** begin RECORDS **

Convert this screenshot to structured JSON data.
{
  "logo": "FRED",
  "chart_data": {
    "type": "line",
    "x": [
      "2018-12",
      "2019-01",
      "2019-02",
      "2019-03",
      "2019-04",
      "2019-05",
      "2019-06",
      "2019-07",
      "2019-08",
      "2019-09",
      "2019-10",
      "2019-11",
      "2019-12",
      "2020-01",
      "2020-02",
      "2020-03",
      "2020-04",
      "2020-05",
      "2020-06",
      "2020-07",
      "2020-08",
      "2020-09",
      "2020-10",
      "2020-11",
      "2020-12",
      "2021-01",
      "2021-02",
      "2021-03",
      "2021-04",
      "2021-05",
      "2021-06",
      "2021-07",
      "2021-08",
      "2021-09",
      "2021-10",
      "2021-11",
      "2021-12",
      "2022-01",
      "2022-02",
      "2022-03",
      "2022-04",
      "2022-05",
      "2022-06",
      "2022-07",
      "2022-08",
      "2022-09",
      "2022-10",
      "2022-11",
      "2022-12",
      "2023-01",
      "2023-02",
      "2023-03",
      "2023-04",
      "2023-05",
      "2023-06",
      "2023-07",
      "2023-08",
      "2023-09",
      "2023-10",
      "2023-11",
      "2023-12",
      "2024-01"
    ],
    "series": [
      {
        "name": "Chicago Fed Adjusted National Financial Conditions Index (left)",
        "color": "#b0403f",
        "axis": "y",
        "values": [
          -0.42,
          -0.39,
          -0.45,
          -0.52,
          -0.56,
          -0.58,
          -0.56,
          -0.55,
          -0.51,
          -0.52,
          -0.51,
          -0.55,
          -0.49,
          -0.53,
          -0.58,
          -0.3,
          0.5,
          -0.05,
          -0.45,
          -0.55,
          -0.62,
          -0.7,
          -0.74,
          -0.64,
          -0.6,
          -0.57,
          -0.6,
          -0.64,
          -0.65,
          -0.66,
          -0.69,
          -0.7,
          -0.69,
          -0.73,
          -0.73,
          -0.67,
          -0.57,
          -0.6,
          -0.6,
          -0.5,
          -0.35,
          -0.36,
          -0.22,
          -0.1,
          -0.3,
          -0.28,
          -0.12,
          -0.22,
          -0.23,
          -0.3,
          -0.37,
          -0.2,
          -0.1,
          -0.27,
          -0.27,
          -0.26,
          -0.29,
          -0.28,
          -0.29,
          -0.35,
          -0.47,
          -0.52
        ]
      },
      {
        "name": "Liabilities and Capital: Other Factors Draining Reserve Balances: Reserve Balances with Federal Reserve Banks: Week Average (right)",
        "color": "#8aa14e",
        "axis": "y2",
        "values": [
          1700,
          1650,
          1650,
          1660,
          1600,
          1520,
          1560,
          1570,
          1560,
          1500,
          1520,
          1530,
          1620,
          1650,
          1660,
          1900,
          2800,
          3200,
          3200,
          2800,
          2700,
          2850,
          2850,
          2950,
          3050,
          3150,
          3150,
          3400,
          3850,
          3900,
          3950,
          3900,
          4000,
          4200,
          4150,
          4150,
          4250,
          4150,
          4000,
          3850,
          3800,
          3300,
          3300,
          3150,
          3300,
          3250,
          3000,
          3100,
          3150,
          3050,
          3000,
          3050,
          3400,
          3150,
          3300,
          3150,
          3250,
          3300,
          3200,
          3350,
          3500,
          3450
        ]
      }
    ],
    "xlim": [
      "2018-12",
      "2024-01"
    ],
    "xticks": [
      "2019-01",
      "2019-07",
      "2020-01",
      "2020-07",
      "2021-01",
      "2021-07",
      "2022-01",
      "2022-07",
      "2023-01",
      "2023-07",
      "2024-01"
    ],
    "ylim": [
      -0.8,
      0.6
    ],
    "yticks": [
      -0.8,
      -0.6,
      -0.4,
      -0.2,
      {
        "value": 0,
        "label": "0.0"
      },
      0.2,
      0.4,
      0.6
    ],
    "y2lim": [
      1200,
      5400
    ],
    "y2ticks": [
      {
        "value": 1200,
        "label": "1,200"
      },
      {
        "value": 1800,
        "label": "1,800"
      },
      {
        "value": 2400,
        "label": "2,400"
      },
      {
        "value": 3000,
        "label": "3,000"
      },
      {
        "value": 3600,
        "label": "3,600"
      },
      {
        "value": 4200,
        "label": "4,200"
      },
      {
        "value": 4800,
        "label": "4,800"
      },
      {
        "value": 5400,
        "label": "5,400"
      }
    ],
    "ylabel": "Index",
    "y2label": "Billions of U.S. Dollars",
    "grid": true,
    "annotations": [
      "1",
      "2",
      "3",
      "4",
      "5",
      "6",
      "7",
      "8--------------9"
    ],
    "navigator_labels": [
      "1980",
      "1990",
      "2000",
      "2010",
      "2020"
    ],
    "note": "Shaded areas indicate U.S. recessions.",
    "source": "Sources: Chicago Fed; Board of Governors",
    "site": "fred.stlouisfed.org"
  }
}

** end RECORDS **

## WHAT THE TASK ASKS:
Show every line in the entries where the string "Index" occurs.

## RESPONSE FOR THIS EXERCISE:
        "name": "Chicago Fed Adjusted National Financial Conditions Index (left)",
    "ylabel": "Index",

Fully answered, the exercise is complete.